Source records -
┌──

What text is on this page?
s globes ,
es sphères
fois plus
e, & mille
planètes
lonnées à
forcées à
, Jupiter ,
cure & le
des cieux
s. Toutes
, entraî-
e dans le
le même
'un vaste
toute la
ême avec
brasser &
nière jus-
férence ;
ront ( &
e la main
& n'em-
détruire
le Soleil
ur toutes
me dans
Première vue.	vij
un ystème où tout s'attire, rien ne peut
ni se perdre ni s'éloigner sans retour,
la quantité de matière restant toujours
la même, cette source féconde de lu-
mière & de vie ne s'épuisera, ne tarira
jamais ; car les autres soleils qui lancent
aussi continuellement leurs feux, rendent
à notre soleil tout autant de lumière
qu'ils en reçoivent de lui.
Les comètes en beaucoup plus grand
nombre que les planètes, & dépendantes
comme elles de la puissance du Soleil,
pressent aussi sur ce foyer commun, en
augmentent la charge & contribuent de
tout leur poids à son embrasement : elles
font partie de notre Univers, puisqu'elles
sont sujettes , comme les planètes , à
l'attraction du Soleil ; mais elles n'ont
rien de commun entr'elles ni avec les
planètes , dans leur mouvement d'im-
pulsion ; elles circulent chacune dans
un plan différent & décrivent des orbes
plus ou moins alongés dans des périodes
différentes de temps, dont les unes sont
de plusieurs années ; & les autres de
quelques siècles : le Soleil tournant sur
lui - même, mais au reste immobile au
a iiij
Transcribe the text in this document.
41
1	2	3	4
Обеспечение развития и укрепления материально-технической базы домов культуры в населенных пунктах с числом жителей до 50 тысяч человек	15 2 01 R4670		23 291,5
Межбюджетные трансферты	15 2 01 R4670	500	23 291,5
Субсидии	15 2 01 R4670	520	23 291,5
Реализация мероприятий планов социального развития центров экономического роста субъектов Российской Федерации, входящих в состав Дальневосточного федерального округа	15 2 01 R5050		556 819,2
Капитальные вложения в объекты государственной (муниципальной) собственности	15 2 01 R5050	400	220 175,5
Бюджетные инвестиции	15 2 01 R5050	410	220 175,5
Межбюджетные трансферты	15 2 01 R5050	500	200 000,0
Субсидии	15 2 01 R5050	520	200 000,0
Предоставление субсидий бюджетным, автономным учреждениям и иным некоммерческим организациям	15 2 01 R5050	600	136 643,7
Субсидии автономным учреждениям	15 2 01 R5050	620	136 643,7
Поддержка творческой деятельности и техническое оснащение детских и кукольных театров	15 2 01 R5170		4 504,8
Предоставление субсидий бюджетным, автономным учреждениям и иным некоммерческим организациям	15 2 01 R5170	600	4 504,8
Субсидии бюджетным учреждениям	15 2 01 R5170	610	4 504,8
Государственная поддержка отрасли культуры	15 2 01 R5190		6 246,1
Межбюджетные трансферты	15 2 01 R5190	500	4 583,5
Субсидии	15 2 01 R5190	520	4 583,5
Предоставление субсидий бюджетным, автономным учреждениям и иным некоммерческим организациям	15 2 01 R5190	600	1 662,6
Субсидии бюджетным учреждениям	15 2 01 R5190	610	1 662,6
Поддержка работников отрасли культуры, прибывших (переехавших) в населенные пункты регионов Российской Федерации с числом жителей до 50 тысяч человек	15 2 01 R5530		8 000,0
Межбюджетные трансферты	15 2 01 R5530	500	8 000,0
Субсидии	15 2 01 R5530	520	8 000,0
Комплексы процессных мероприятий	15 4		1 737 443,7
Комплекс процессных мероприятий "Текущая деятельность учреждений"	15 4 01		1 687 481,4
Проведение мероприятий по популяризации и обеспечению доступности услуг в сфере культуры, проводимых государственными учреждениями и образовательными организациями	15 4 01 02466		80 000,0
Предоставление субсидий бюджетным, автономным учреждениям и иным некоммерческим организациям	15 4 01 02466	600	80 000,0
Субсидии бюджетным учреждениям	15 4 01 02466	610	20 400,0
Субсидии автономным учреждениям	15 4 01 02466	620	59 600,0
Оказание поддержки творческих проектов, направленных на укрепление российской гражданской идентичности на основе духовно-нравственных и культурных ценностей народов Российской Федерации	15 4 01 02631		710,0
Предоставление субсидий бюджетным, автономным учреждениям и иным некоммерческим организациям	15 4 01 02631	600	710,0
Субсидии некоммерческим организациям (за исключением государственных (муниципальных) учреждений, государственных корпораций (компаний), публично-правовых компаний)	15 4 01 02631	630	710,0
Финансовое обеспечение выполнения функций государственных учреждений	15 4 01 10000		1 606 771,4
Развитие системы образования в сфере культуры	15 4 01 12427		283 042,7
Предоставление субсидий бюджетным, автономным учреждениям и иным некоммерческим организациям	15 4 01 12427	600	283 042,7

└──

SET TASK -
Each line holding "elles" must be found and copied.

FINAL RESULT -
comme elles de la puissance du Soleil,
tout leur poids à son embrasement : elles
font partie de notre Univers, puisqu'elles
l'attraction du Soleil ; mais elles n'ont
rien de commun entr'elles ni avec les
pulsion ; elles circulent chacune dans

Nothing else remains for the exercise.